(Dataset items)
* start *
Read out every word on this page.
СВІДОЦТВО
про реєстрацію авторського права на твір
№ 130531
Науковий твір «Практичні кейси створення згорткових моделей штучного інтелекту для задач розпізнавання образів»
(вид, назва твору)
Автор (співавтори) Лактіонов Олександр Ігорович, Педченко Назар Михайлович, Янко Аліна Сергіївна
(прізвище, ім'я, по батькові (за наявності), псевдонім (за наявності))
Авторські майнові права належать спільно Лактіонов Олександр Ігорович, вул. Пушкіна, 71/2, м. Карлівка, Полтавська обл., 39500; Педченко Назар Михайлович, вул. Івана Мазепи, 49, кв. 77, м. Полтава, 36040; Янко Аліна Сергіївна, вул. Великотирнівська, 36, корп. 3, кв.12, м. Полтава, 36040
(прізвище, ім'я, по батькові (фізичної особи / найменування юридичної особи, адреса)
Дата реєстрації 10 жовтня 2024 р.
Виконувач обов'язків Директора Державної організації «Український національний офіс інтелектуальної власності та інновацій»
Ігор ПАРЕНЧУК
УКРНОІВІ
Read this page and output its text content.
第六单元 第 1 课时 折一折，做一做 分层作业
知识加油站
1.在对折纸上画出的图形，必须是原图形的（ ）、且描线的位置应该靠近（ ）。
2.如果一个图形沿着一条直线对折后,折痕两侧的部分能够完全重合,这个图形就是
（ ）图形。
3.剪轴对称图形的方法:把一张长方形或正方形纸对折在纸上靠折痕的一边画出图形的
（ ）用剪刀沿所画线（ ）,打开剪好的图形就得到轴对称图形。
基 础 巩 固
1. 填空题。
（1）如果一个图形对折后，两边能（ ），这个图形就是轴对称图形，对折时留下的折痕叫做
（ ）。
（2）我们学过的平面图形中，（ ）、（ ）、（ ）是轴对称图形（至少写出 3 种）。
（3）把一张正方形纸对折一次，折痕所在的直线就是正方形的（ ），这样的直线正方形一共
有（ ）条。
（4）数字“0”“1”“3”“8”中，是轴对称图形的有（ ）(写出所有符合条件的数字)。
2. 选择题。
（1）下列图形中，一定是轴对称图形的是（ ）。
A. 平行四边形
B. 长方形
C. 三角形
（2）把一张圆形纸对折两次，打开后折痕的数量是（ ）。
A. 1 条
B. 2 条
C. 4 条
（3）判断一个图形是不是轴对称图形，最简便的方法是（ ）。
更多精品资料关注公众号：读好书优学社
* end *
* _What you will do_
Using the records above, select and copy every line that has the word "Read".

* _Exercise result_
Read out every word on this page.
Read this page and output its text content.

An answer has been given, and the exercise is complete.